— begin —

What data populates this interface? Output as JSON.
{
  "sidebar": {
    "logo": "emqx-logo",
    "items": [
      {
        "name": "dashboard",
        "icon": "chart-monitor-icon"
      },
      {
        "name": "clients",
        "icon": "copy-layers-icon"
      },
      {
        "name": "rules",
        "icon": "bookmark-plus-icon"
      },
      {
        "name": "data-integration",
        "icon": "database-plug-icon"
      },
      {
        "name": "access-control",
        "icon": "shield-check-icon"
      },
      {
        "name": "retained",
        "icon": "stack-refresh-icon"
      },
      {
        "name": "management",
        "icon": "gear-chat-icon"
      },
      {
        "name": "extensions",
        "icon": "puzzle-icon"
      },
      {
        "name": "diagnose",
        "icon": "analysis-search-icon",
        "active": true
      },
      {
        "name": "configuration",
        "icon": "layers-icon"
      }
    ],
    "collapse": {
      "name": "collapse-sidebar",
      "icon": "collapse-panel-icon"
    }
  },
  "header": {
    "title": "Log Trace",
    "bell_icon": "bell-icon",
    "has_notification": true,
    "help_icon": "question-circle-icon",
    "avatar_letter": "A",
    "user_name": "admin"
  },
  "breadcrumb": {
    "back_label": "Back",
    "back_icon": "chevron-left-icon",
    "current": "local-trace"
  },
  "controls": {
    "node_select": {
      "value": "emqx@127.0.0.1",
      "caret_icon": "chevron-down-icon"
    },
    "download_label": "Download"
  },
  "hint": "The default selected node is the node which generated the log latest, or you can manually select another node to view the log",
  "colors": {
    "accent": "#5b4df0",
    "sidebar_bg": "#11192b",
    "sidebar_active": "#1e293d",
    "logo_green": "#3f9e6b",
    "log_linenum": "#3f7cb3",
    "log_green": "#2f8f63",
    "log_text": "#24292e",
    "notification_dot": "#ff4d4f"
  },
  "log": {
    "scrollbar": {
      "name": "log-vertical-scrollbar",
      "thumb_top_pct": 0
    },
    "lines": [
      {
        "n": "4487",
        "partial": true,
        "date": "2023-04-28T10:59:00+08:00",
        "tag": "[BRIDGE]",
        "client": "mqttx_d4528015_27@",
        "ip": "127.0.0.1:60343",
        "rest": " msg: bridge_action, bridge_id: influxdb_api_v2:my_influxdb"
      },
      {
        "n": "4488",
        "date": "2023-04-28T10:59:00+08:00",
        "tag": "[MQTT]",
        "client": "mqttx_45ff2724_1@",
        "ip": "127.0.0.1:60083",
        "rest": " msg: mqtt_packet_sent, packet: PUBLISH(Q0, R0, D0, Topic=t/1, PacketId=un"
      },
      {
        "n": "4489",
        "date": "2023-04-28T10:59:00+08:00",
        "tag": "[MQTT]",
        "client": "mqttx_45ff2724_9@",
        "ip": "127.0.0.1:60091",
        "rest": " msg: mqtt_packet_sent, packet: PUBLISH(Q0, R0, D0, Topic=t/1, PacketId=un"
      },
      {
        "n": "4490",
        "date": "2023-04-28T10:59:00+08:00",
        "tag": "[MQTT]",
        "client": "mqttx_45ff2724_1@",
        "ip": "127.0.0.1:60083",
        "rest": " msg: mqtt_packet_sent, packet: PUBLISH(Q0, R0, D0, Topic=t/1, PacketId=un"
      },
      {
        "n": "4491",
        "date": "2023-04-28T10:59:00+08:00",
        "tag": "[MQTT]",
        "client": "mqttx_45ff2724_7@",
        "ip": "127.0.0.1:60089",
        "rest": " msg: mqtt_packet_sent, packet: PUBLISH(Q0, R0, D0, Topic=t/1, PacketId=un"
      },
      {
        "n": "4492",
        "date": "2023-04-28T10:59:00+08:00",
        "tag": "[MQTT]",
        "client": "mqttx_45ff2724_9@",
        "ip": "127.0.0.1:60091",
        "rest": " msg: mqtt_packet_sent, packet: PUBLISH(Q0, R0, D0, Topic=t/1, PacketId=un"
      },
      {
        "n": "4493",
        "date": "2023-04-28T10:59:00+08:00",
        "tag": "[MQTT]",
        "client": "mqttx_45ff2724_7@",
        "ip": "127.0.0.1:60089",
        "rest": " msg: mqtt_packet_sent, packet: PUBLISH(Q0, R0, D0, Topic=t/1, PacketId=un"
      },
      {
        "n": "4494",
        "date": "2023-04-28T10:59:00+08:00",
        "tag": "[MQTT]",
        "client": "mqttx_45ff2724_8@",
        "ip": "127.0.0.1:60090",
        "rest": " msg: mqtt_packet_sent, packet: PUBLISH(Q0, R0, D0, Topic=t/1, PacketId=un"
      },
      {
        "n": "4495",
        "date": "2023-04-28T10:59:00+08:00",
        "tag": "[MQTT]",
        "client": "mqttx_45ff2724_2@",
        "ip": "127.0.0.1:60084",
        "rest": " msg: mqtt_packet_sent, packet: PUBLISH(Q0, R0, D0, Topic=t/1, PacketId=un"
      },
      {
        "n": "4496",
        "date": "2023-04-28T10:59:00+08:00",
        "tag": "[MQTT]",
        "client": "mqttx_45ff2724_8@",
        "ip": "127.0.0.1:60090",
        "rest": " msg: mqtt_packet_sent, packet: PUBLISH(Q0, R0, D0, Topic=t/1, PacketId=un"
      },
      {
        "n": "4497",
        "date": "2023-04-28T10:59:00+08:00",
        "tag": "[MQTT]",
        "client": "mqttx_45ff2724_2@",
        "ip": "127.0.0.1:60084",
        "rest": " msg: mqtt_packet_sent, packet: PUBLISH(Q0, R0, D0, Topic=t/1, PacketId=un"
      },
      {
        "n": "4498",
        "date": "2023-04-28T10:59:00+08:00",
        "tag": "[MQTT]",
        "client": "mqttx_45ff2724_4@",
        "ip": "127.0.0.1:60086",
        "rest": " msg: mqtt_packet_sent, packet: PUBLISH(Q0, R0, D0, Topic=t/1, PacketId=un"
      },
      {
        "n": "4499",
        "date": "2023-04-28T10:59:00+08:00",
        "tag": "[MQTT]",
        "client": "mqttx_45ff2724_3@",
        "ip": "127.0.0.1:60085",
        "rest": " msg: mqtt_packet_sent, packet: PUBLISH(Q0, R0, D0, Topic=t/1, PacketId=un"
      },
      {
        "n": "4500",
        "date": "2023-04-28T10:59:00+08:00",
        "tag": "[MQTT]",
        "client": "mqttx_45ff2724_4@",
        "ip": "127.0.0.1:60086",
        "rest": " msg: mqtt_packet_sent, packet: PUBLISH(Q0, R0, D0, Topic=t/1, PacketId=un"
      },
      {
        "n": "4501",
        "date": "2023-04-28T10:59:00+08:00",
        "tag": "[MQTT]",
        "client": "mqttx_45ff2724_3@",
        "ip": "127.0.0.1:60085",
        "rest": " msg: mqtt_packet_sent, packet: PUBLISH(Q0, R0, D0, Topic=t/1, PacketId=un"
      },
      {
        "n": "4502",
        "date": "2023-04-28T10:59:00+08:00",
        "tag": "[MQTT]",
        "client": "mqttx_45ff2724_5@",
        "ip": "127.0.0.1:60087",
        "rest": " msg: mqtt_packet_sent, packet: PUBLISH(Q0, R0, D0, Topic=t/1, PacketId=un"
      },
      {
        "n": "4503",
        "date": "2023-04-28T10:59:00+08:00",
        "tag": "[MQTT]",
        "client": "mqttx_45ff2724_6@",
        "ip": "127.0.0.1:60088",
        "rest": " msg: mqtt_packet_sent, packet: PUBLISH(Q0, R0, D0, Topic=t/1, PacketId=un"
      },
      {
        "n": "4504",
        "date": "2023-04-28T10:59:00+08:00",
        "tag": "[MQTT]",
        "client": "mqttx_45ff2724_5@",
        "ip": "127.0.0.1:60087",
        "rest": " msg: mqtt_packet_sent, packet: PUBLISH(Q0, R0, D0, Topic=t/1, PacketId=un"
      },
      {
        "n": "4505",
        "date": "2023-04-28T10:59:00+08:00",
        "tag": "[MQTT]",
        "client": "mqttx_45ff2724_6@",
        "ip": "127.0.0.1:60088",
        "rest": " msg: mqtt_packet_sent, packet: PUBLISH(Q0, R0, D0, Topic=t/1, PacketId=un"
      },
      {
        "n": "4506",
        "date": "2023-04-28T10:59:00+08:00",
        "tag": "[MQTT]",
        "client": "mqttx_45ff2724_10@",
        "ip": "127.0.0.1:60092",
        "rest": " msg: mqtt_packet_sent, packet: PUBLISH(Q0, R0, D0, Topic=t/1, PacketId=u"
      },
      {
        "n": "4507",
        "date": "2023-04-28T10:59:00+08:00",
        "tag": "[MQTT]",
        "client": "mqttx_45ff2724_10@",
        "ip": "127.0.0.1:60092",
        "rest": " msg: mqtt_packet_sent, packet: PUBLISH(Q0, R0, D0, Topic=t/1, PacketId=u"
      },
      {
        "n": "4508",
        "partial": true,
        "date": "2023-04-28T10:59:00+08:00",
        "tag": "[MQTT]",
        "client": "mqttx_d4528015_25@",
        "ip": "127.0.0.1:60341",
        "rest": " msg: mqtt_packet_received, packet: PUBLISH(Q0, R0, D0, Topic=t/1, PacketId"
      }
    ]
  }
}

— end —

◆ Work to complete:
Only lines holding the string "chevron" are wanted; gather each one from the entries above.

◆ Solution to this exercise:
    "back_icon": "chevron-left-icon",
      "caret_icon": "chevron-down-icon"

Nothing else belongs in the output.